THE PROBLEM => Continue the blog post about FDA's denial of the Antares Pharma citizen petition on 505(b)(2) applications, picking up after its last sentence.

PASSAGE PROVIDED =>
↓↓↓

By Kurt R. Karst —
Beginning in 1999, around the time FDA issued a (still) draft guidance document on 505(b)(2) applications, and lasting until about 2009, this blogger taught an introduction to drug law course at FDA to FDAers. The focus of my talk was – surprise, surprise – Hatch-Waxman. Each time I arrived at the section of the talk on 505(b)(2) applications I would take a poll of participants: “How many of you have heard of the 505(b)(2) NDA?” In 1999, 15 years after the enactment of the Hatch-Waxman Amendments, which created the 505(b)(2) NDA, and 8 years after two of my colleagues wrote what might be the first analysis of the statutory provision (see Sasinowski FJ, Scarlett T. Reliance on Phantom ANDAs to Access NDA data. Reg Affairs. 1991;3: 467-482), only a few hands in an audience of about 50 participants would be raised. By 2009, almost every participant raised a hand. That significant change in the familiarity with the 505(b)(2) NDA tracks industry’s use of the approval route – and which increase continues today. Ahh, but with greater use comes greater controversy. . . (just as as Uncle Ben would say to Peter Parker) with great power comes great responsibility. And that’s where we begin our story today.
In a recent response to a March 2014 citizen petition (Docket No. FDA-2014-P-0318) submitted by Antares Pharma, Inc. (“Antares”), and the subtext of which might be “make sure you get your publicly available facts straight when petitioning FDA,” FDA denied Antares’s request that the Agency refrain from approving (and withdraw) any 505(b)(2) application submitted by Medac Pharma, Inc. (“Medac”) directed to a methotrexate drug product for subcutaneous injection if such application does not reference Antares’ single-dose auto-injector OTREXUP (methotrexate) Injection, 10 mg/0.4 mL, 15 mg/0.4 mL, 20 mg/ 0.4 mL and 25 mg/0.4 mL, and that FDA order Medac to submit a new application citing OTREXUP as a listed drug (that would, of course, include certifications to any patents listed in the Orange Book for OTREXUP).
FDA approved OTREXUP on October 11, 2013 under NDA No. 204824 for severe rheumatoid arthritis including polyarticular juvenile idiopathic arthritis, and for symptomatic control of severe, recalcitrant, disabling psoriasis in adults who are not adequately responsive to other forms of therapy. That 505(b)(2) NDA, which was submitted to FDA on December 14, 2012, is identified in the Orange Book as the Reference Listed Drug (“RLD”) for an injectable methotrexate solution with a subcutaneous route of administration.

↑↑↑

Document layout detection data
↓↓↓

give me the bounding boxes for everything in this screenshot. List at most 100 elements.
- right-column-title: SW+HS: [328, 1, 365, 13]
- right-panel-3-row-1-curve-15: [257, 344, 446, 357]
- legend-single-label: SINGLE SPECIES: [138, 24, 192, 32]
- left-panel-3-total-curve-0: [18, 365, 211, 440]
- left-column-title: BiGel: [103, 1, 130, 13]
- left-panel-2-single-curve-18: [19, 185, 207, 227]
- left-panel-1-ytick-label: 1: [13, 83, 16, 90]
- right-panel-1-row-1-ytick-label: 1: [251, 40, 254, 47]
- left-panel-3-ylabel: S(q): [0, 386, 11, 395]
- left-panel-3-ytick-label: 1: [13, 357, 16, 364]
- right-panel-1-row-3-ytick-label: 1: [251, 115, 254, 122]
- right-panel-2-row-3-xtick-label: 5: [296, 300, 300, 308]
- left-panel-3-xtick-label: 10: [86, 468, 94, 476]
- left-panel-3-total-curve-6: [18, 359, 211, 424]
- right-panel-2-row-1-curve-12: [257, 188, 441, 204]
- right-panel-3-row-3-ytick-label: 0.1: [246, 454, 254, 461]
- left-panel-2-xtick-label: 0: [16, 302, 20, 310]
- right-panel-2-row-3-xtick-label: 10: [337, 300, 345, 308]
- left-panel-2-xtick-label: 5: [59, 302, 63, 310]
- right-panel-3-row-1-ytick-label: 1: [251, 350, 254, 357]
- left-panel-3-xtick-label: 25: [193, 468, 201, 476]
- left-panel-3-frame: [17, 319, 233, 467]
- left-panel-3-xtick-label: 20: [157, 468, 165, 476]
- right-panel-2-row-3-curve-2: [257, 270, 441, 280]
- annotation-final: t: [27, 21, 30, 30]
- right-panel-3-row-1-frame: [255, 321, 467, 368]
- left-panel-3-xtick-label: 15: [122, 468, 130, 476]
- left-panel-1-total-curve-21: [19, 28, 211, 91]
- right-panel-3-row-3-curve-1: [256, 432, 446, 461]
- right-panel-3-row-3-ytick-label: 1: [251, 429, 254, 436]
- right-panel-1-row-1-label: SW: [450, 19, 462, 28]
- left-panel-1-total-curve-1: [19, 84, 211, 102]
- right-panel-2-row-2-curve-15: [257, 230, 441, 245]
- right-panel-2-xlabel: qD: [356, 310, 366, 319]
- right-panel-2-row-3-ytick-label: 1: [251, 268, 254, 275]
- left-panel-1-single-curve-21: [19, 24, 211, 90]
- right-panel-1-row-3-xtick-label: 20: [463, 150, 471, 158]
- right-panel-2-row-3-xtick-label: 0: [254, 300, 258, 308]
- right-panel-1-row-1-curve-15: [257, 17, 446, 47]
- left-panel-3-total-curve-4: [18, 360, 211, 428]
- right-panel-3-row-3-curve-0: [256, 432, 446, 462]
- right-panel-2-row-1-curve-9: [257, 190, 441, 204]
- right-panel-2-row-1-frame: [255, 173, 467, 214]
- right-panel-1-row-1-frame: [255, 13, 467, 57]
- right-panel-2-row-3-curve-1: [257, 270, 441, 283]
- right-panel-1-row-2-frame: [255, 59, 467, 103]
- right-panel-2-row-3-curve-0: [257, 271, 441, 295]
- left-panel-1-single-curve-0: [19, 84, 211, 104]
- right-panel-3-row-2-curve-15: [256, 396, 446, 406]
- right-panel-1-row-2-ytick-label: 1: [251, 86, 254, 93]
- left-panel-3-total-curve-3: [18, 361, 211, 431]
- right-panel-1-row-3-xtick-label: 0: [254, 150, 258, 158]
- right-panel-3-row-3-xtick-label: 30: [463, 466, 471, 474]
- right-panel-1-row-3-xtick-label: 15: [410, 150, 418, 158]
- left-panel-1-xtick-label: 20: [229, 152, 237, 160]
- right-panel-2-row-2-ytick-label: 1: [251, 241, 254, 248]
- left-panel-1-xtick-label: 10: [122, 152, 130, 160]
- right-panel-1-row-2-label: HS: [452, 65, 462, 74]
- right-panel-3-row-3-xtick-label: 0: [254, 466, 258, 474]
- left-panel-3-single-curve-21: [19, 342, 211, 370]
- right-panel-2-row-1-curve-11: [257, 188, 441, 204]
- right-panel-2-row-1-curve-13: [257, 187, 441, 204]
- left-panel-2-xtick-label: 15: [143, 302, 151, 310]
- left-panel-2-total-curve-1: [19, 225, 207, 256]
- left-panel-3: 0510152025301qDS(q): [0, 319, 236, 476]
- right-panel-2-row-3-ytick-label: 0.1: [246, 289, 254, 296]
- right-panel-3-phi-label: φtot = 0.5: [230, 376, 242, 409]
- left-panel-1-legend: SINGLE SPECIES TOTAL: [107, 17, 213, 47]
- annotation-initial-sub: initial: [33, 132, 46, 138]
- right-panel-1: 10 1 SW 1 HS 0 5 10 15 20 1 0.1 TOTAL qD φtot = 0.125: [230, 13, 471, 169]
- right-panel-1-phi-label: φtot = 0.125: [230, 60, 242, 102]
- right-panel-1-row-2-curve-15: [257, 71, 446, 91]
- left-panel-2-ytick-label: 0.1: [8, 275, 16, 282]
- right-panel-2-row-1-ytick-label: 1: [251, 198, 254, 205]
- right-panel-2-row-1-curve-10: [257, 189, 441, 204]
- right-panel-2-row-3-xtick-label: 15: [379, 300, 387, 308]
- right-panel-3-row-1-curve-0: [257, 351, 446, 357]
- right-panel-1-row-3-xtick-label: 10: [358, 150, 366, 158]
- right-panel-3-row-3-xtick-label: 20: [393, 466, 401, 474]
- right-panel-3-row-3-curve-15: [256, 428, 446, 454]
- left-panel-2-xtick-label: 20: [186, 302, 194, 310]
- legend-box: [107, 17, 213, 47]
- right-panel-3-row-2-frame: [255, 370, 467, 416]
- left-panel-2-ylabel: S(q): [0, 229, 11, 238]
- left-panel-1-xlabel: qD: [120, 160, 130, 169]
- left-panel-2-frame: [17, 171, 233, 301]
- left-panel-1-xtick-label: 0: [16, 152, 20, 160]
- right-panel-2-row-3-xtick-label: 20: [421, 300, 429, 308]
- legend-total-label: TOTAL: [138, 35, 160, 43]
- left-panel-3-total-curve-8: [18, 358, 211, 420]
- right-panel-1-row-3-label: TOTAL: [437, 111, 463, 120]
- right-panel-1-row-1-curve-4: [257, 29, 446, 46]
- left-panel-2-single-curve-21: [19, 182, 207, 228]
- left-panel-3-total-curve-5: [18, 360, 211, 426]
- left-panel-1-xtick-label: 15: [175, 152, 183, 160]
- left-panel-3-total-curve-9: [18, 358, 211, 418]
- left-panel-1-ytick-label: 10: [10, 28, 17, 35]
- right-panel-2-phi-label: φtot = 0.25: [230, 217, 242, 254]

↑↑↑

ANSWER =>
Meanwhile, Medac was developing its own methotrexate injection drug product – a prefilled pen available in 10 strengths called RASUVO (methotrexate) Injection – for the same uses as OTREXUP. Medac submitted its 505(b)(2) NDA No. 205776 for RASUVO to FDA just a few weeks before FDA approved OTREXUP – on September 10, 2013. And notwithstanding Antares’ petition to stop the approval of RASUVO, FDA approved NDA No. 205776 on July 10, 2014. Enter FDA’s intervening NDA approval policy. . . .
FDA’s regulation at 21 C.F.R. § 314.101(d)(9) states that “FDA may refuse to file an application if . . . . [t]he application is submitted as a 505(b)(2) application for a drug that is a duplicate of a listed drug and is eligible for approval under section 505(j) of the act.” 21 C.F.R. § 314.101(d)(9). FDA explained how the Agency interprets this regulation in a June 2004 response to a citizen petition (Docket No. FDA-2003-P-0338). In that case, which concerned a then-pending 505(b)(2) application for Loratadine Tablets, 10 mg, FDA determined that an intervening NDA approval for the same drug product does not bar the Agency from approving a pending 505(b)(2) application. Specifically, FDA ruled that 21 C.F.R. § 314.101(d)(9) “bars 505(b)(2) applications for products eligible for approval under section 505(j) of the Act only if the product described in a 505(b)(2) application may be approved via section 505(j) at the time of the application’s submission” (emphasis added). A 505(b)(2) application submitted to FDA before the approval of another NDA – an intervening NDA – that would otherwise render the 505(b)(2) application drug product a duplicate of an approved drug is, according to FDA, unaffected by the intervening NDA approval.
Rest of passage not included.